**Provided records**

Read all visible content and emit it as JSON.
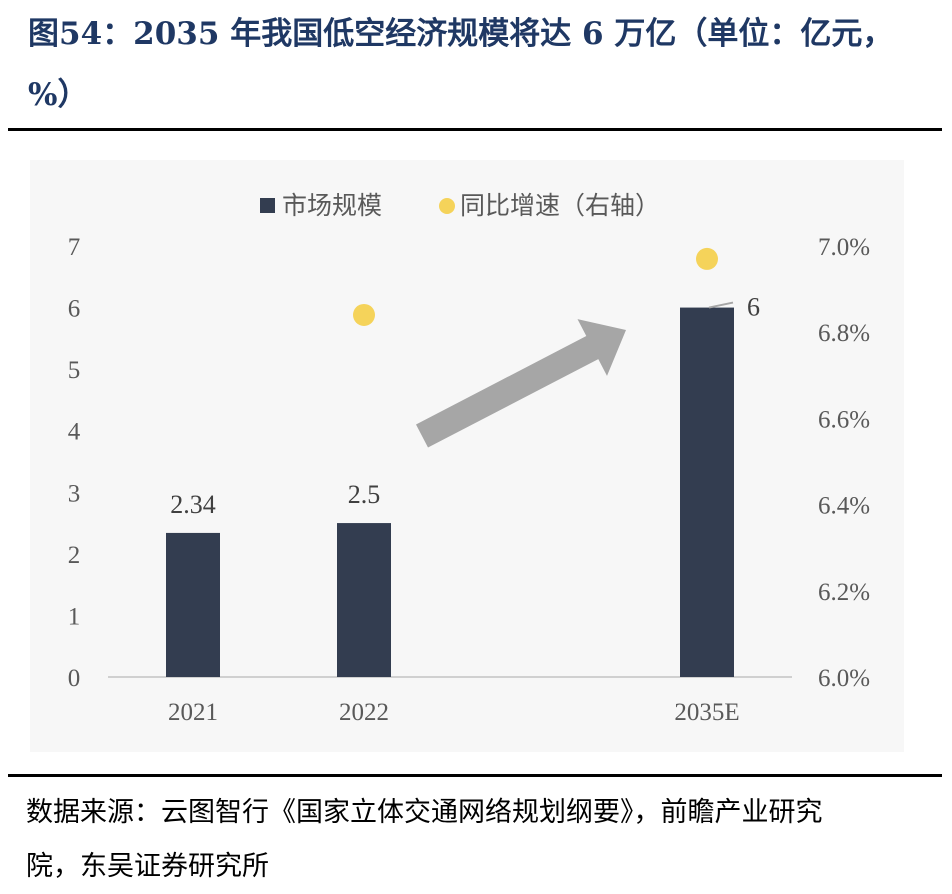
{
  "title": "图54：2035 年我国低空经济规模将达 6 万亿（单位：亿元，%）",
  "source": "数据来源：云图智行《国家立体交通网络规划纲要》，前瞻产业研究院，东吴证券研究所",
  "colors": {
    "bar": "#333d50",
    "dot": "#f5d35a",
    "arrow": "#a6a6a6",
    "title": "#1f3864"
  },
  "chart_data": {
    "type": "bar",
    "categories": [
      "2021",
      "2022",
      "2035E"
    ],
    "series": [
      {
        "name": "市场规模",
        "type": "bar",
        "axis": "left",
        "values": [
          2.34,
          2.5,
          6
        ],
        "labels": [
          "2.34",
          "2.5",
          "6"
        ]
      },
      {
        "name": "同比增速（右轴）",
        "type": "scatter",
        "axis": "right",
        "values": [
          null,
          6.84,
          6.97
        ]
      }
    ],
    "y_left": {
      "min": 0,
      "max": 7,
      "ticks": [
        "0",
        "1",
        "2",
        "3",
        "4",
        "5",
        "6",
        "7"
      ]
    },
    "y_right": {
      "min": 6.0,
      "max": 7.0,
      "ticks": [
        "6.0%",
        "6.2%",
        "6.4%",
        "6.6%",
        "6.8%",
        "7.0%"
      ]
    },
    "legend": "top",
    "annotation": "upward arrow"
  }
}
==
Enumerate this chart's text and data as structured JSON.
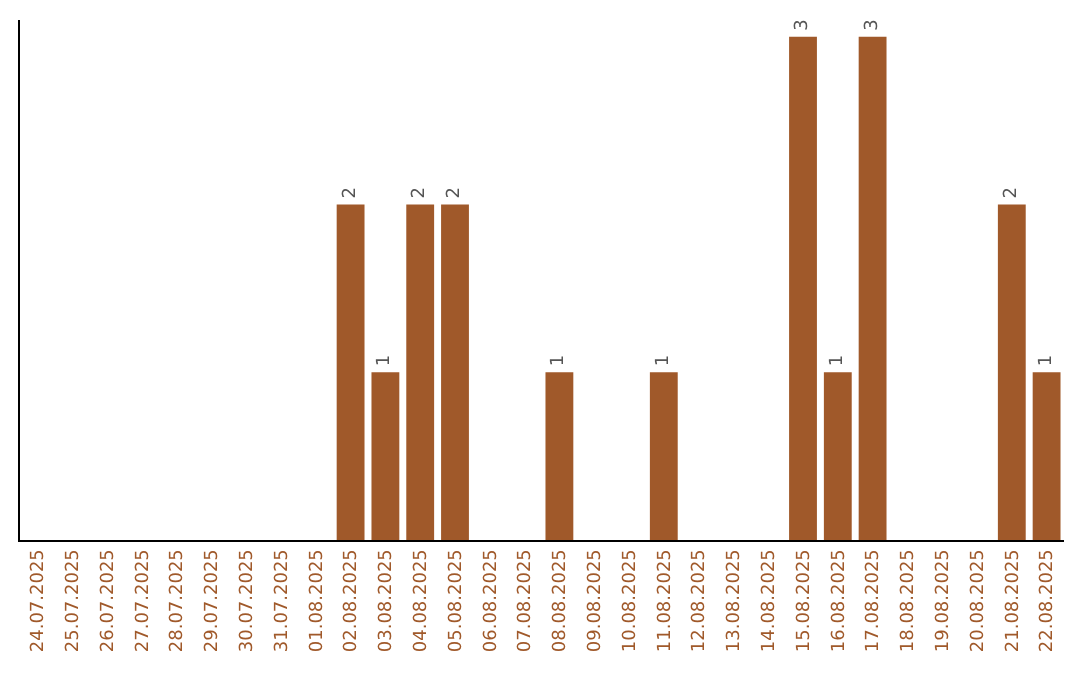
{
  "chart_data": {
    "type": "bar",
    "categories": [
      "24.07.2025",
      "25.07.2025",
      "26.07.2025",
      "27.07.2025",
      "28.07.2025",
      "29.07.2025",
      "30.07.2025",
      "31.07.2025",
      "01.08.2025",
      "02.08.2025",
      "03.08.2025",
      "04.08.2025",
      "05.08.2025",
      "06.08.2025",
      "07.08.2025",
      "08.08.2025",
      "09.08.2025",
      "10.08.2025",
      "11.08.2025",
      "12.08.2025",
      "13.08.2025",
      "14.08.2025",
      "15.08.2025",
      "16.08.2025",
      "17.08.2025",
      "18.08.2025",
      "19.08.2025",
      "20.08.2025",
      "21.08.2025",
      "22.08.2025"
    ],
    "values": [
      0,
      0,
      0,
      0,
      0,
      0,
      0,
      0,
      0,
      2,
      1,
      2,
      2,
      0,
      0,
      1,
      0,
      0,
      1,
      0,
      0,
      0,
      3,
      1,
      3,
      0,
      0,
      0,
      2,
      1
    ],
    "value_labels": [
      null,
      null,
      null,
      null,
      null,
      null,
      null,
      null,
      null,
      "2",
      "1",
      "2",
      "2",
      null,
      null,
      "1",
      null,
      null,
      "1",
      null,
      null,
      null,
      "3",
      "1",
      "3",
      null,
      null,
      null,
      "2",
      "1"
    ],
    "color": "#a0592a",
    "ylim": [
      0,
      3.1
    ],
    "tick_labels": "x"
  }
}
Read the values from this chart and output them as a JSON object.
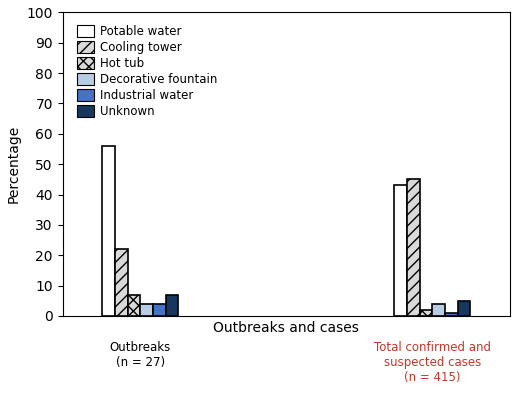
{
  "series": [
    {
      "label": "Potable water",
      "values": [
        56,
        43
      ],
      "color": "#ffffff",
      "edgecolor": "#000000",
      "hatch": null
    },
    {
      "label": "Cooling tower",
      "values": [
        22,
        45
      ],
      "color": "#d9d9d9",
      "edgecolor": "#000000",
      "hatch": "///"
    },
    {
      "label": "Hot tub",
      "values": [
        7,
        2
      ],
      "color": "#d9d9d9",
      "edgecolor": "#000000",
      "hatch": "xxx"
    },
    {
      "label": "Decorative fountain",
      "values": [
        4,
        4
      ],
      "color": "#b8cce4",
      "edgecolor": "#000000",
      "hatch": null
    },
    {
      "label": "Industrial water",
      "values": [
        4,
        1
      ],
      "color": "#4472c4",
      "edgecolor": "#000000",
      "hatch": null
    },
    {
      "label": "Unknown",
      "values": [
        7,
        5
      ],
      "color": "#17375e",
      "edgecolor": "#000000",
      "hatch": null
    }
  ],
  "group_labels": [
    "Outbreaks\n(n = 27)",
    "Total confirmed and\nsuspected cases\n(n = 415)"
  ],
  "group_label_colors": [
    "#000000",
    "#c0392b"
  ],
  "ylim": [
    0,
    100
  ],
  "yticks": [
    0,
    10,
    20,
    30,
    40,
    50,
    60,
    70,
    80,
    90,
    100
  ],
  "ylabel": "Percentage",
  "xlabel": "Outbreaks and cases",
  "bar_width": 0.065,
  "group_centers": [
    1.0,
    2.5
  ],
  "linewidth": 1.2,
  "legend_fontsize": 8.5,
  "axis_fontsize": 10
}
==
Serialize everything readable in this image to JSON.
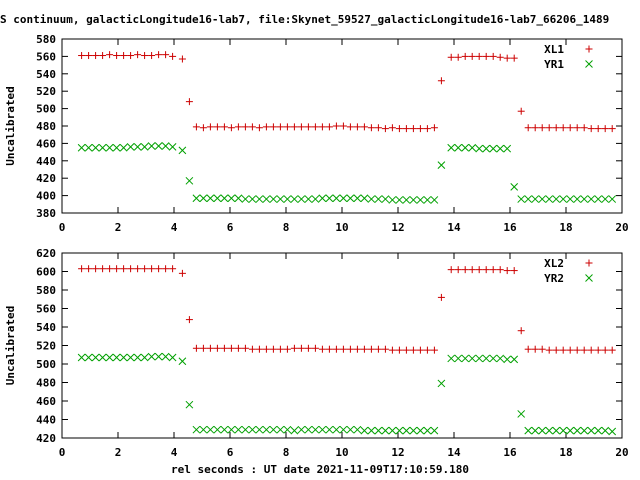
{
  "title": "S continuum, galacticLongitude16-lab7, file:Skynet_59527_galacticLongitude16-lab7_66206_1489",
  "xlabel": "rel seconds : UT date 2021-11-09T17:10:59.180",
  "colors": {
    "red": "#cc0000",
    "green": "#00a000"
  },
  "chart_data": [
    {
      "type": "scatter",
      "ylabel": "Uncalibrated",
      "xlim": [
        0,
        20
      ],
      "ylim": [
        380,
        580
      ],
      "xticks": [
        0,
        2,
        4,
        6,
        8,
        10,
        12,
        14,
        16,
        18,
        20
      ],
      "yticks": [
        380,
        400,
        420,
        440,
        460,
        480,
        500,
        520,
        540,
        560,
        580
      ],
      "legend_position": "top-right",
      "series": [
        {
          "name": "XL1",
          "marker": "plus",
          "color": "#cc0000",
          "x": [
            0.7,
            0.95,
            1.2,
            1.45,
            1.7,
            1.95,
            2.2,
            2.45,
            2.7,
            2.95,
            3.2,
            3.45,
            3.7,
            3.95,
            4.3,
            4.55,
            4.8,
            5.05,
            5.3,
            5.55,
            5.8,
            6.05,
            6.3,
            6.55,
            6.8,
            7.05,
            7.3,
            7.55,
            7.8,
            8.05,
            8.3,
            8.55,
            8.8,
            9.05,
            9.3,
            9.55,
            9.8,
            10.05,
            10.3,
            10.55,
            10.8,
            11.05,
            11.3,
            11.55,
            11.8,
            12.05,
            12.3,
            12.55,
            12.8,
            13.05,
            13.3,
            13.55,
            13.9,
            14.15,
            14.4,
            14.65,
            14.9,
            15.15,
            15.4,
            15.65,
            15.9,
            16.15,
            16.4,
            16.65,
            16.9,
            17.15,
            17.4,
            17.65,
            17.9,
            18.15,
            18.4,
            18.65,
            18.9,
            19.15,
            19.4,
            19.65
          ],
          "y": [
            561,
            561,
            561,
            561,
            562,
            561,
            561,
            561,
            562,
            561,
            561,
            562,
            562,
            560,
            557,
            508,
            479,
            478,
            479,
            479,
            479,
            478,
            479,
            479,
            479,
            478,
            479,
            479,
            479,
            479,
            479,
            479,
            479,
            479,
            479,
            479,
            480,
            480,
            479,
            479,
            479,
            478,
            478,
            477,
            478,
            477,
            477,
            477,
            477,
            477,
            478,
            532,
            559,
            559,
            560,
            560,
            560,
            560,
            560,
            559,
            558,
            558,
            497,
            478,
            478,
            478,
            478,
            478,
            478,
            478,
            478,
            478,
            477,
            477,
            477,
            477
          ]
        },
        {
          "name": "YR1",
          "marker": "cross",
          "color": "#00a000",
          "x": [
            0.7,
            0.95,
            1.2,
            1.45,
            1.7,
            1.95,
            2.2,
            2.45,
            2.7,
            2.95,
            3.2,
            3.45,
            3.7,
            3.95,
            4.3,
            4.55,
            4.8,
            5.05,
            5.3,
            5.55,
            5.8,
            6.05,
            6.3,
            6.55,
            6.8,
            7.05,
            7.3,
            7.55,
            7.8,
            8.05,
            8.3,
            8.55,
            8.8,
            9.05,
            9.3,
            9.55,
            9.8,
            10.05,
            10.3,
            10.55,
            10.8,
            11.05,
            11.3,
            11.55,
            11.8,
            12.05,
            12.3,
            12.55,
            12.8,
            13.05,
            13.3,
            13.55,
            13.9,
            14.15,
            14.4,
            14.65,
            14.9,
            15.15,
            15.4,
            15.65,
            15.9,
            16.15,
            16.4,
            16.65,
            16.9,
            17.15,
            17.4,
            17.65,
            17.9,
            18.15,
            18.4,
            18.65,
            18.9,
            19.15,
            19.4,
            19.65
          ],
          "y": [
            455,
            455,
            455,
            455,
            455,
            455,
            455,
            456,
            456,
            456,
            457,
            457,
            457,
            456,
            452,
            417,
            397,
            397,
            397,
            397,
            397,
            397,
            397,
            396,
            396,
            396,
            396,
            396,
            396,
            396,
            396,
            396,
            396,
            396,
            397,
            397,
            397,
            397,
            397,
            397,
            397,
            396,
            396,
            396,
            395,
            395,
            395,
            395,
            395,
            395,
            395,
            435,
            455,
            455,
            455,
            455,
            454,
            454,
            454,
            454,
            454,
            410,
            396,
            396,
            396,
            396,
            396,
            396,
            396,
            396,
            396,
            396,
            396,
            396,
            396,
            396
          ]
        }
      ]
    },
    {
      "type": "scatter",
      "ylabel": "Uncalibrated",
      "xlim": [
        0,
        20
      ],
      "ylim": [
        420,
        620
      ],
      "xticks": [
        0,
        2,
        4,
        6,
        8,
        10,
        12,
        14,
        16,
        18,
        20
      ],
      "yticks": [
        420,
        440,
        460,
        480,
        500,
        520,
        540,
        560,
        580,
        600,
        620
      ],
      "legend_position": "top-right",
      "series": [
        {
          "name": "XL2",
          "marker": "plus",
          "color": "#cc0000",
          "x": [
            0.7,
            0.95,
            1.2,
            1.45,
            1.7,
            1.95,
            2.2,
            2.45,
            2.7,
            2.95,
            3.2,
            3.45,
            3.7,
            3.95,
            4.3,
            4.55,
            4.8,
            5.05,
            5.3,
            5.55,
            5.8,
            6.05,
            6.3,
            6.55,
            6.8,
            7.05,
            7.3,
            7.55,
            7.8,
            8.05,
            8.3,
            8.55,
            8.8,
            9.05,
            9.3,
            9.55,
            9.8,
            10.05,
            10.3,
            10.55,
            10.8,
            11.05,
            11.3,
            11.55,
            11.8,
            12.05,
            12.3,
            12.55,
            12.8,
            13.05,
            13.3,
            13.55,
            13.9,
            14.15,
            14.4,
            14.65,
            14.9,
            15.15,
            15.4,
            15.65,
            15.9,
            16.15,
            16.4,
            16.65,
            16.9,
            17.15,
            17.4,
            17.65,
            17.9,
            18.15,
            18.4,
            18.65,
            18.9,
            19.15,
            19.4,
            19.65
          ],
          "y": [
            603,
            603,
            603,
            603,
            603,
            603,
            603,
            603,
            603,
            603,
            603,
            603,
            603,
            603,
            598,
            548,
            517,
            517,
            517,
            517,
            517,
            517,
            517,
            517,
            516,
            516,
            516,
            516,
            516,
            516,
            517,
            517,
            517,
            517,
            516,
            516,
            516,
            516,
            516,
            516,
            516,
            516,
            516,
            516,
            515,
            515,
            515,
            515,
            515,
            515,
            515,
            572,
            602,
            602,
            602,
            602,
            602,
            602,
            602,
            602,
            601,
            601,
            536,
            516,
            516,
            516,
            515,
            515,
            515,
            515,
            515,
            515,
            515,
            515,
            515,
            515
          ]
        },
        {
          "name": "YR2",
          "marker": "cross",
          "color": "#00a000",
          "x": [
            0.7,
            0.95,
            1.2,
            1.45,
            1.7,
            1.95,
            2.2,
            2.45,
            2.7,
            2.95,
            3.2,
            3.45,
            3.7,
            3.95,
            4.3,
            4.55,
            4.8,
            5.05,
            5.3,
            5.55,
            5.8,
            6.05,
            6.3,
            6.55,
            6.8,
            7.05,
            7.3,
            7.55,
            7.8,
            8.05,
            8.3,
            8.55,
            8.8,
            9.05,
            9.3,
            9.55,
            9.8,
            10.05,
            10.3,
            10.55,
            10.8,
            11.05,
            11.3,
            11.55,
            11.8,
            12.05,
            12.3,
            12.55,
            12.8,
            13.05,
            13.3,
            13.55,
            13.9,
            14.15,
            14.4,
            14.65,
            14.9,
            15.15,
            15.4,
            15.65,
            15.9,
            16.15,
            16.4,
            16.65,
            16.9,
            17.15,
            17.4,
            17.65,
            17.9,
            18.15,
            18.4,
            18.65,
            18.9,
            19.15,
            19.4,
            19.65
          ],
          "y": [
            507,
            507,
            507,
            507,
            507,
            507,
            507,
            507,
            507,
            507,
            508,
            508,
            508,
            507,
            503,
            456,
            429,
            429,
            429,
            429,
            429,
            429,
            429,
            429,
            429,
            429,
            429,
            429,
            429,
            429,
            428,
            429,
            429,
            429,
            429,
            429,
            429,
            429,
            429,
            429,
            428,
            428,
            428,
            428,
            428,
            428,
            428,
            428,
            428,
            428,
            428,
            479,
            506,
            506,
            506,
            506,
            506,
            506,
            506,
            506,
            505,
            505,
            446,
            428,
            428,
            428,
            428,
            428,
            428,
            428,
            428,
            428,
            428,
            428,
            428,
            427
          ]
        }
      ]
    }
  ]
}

**Aim**
Copy every line from the entries that contains the word "JSON".

**Answer to this problem**
Read all visible content and emit it as JSON.
Enumerate this chart's text and data as structured JSON.
Read the values from this chart and output them as a JSON object.
Serialize everything readable in this image to JSON.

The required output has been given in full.